__Set exercise__.
Count only the lines of the records that hold "September", then give the number without any other words.

__Data to use__.
=-=-=
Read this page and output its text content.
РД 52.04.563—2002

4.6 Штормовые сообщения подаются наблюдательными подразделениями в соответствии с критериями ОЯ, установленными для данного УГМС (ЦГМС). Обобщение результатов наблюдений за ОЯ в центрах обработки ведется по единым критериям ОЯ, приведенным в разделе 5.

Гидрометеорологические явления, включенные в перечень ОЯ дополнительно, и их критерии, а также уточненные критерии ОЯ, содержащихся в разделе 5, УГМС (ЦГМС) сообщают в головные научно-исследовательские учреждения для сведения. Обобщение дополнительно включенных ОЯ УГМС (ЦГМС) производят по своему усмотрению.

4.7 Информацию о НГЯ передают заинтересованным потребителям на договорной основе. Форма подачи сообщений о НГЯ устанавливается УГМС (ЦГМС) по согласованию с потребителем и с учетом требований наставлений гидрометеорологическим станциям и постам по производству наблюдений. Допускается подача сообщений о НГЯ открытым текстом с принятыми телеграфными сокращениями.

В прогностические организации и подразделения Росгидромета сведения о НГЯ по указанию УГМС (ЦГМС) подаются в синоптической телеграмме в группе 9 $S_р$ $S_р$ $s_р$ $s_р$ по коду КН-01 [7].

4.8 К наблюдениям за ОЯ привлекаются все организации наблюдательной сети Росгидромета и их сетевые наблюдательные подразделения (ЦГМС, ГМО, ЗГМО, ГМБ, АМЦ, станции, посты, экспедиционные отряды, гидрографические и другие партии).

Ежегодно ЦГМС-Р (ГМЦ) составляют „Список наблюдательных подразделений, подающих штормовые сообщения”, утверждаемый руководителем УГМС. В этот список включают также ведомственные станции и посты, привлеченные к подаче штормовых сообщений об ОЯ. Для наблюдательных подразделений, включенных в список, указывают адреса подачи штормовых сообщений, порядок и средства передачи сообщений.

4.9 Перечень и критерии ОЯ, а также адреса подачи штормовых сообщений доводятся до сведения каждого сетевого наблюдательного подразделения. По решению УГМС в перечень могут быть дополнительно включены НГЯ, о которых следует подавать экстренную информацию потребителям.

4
=-=-=
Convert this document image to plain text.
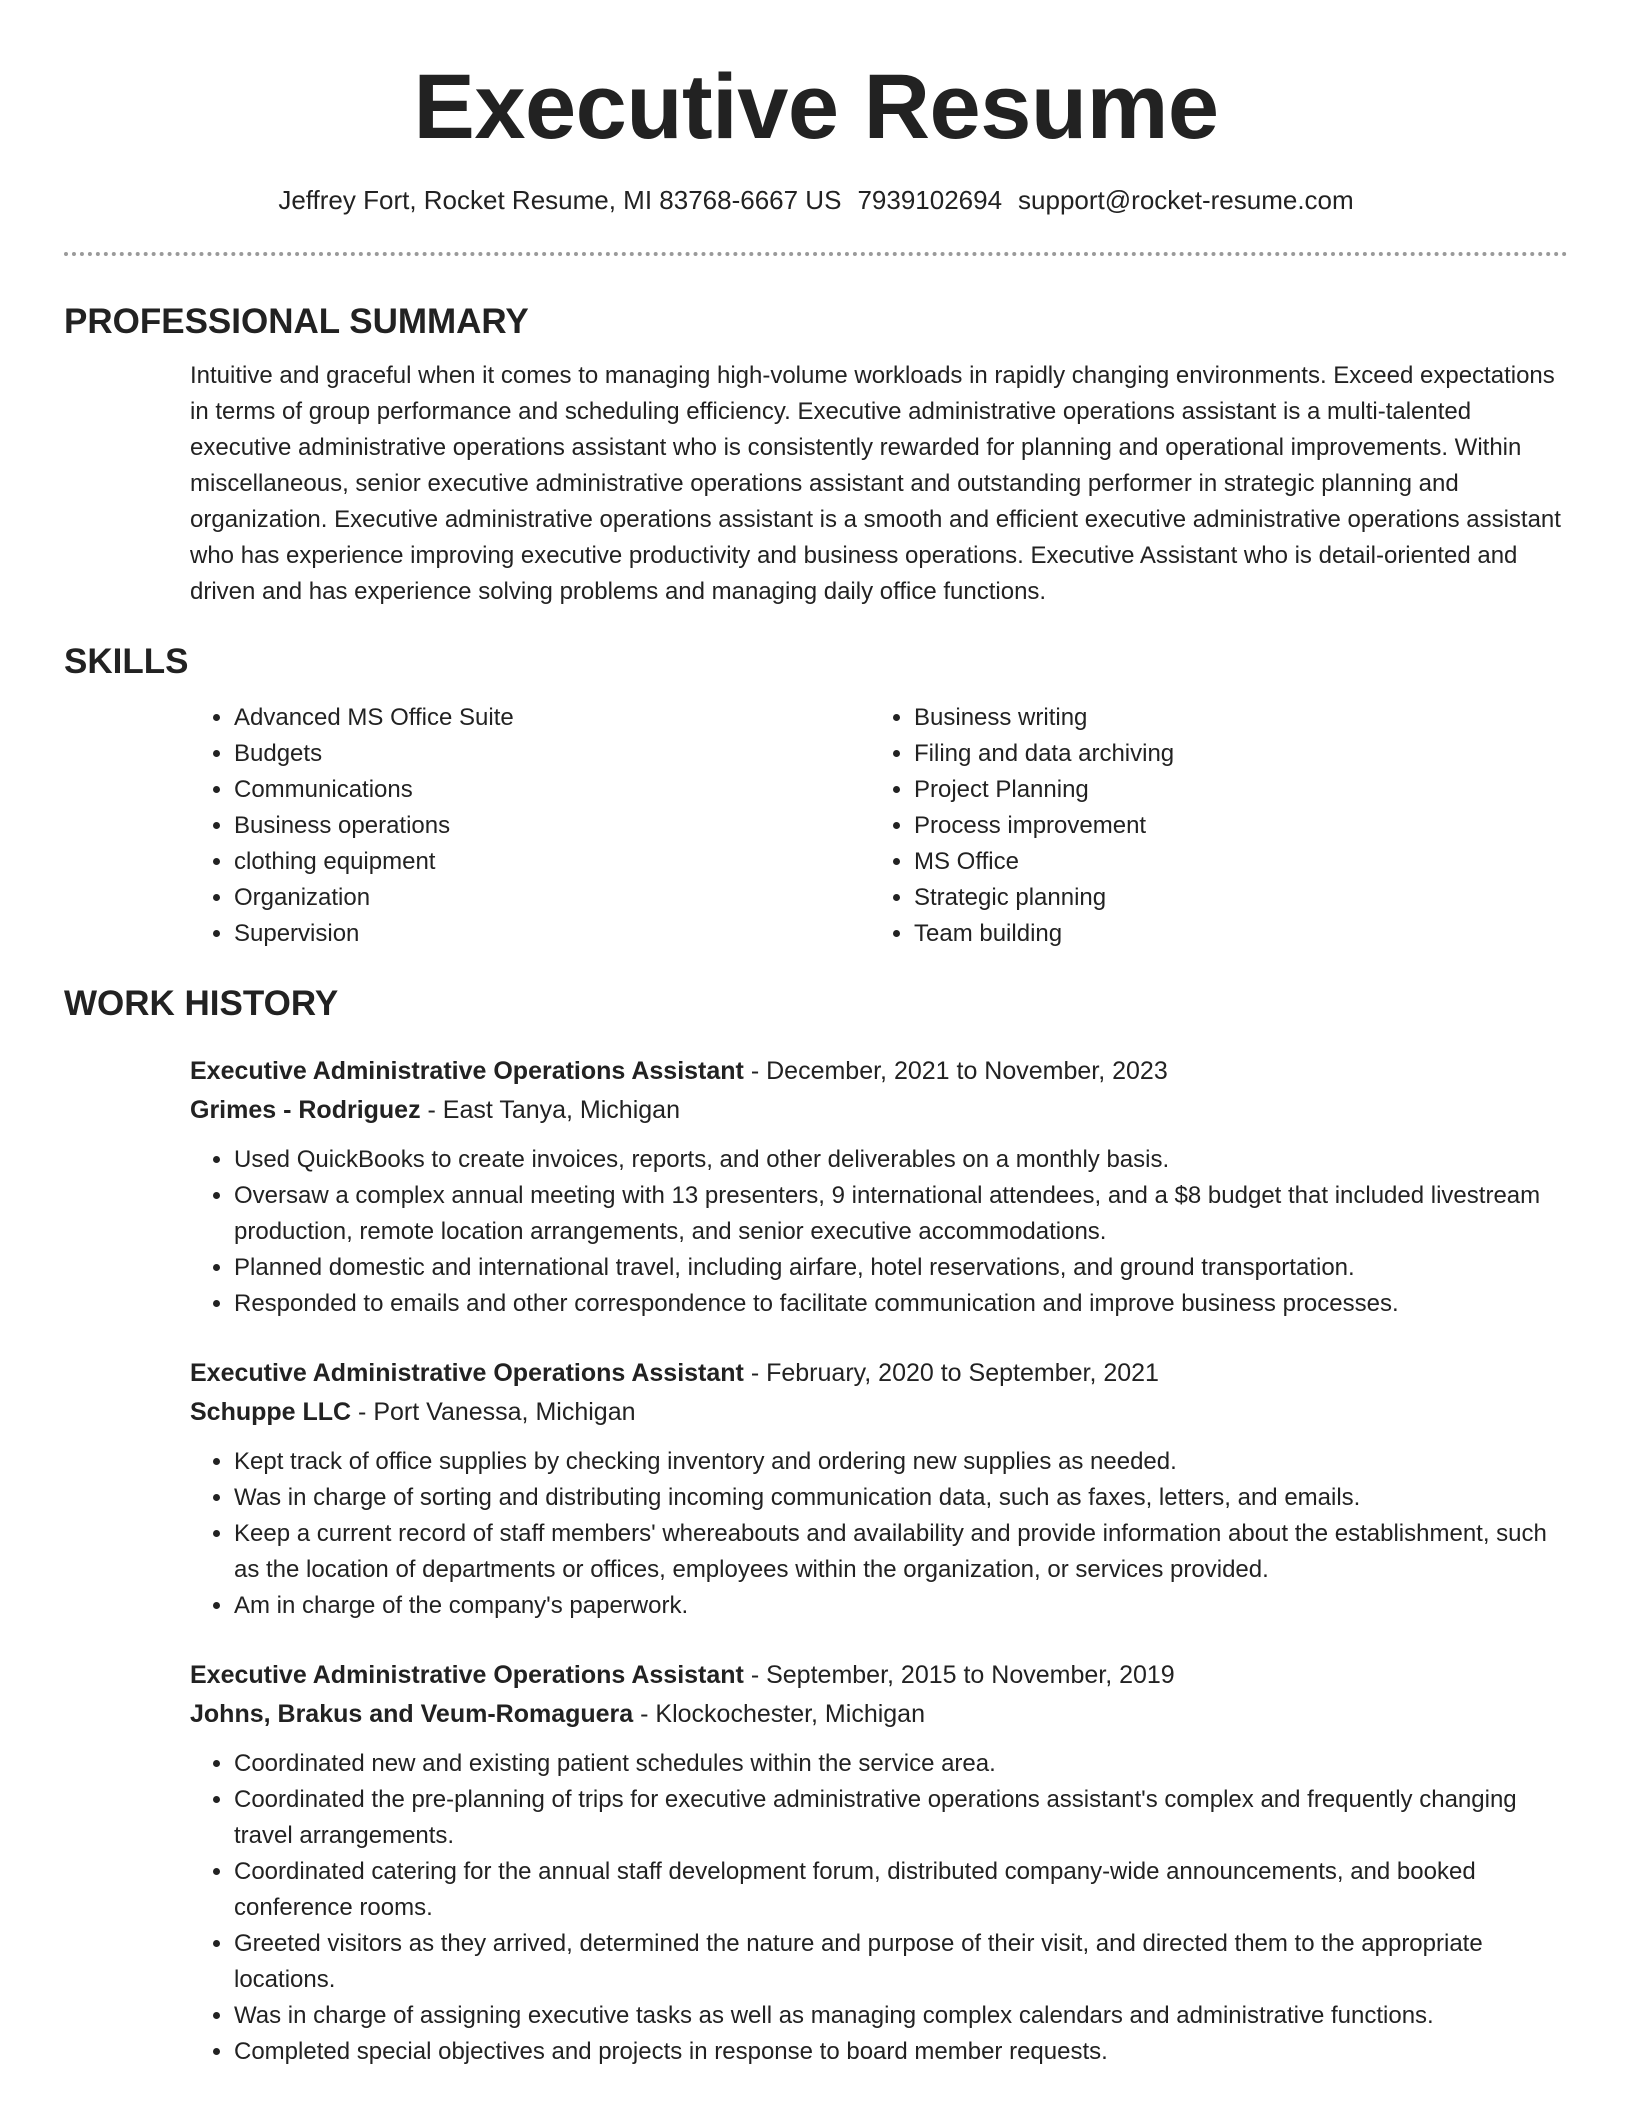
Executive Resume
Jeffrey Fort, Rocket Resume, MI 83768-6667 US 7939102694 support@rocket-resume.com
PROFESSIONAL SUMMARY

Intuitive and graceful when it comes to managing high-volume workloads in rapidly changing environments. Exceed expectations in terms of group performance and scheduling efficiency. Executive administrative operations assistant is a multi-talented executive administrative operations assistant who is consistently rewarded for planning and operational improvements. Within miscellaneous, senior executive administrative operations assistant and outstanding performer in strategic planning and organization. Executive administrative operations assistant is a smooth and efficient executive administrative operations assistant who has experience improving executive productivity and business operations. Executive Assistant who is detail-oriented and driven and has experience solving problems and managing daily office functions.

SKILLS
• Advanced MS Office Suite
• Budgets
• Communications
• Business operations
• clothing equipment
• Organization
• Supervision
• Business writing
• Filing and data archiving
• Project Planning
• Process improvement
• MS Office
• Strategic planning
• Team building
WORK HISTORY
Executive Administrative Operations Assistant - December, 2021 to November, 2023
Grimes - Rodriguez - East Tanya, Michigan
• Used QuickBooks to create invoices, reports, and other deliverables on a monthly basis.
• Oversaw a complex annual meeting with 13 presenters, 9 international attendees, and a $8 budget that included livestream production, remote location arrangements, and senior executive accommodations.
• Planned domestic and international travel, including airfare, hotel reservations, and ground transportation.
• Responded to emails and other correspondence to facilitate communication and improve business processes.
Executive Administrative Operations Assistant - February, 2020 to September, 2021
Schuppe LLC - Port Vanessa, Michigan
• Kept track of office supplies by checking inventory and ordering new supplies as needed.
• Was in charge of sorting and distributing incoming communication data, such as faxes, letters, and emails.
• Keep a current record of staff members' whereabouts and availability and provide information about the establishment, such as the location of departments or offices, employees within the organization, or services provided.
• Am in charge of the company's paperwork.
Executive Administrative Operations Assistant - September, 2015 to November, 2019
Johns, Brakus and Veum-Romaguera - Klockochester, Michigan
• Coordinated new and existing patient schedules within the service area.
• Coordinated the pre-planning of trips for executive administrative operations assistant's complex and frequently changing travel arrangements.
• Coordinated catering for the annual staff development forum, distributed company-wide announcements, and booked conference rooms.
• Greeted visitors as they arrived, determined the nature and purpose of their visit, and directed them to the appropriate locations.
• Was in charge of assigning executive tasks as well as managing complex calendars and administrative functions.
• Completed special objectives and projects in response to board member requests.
=-=-=
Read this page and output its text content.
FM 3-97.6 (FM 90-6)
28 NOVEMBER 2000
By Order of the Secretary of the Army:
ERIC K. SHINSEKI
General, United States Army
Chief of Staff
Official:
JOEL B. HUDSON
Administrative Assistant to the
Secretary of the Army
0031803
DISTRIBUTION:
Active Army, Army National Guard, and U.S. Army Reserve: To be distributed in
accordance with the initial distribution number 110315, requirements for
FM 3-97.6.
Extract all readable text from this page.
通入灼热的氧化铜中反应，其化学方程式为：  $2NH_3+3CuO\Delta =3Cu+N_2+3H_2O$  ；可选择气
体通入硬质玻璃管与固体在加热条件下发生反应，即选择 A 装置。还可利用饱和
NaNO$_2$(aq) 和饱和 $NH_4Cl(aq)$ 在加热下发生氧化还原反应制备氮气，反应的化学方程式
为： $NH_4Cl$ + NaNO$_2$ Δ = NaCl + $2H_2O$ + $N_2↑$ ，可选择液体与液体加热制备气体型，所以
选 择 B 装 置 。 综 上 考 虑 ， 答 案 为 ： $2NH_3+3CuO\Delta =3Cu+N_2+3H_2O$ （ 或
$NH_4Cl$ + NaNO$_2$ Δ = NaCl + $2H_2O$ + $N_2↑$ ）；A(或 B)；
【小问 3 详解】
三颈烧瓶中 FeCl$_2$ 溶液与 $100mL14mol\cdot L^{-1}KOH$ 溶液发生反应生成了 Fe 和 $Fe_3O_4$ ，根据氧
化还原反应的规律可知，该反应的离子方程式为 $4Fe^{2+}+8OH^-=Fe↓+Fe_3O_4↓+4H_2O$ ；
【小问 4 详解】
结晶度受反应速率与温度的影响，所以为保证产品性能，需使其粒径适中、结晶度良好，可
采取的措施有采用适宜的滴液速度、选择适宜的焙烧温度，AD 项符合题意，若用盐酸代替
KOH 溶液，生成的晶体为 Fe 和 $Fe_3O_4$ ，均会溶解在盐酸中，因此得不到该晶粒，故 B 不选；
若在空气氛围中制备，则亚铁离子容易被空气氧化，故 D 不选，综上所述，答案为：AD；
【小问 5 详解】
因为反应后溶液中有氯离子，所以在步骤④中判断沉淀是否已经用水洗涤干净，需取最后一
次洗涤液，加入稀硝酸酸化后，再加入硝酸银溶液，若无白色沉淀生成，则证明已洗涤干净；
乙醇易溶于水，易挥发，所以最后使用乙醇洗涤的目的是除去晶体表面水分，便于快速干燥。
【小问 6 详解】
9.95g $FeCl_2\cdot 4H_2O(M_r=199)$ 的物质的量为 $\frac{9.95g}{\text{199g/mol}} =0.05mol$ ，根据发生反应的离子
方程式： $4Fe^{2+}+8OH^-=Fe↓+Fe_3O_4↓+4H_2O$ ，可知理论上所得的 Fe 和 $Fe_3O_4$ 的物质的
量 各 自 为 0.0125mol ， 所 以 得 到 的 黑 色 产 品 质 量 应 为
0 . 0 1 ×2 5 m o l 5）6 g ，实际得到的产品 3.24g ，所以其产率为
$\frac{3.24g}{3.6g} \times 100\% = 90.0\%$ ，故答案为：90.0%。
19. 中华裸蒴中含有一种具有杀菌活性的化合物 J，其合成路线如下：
=-=-=
__In response__.
2